-- Start of Provided data --

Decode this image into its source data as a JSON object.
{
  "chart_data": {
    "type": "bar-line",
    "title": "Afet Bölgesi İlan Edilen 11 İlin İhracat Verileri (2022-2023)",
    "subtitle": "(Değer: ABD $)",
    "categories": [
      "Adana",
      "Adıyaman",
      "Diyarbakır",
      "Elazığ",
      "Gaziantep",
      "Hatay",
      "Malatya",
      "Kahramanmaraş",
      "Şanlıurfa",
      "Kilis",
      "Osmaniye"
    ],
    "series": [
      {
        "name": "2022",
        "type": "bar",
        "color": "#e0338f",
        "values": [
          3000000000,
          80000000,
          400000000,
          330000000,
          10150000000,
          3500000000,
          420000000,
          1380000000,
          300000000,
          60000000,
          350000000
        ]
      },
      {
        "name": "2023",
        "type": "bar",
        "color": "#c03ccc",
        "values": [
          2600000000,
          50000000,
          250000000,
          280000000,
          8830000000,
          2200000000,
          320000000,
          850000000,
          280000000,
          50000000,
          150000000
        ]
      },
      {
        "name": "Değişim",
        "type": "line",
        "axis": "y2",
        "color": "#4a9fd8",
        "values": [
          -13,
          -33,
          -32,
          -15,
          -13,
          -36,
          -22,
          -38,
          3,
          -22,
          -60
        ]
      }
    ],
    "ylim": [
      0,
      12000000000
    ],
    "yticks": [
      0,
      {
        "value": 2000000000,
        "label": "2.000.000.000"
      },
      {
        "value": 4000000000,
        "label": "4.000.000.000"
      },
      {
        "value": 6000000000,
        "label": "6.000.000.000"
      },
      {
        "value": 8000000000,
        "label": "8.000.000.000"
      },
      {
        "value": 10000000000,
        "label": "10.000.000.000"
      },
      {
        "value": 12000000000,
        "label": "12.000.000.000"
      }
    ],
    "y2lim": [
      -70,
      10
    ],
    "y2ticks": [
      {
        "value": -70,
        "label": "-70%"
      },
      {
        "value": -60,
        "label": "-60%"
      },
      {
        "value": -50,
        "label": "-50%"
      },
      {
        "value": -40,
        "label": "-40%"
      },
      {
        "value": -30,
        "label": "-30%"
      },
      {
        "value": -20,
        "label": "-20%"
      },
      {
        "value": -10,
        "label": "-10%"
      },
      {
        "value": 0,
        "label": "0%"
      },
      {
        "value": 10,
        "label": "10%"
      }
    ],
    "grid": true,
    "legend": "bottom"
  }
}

-- End of Provided data --

Aim of the task: Report only how many lines in the listing contain the string "type".

Answer to this task: 4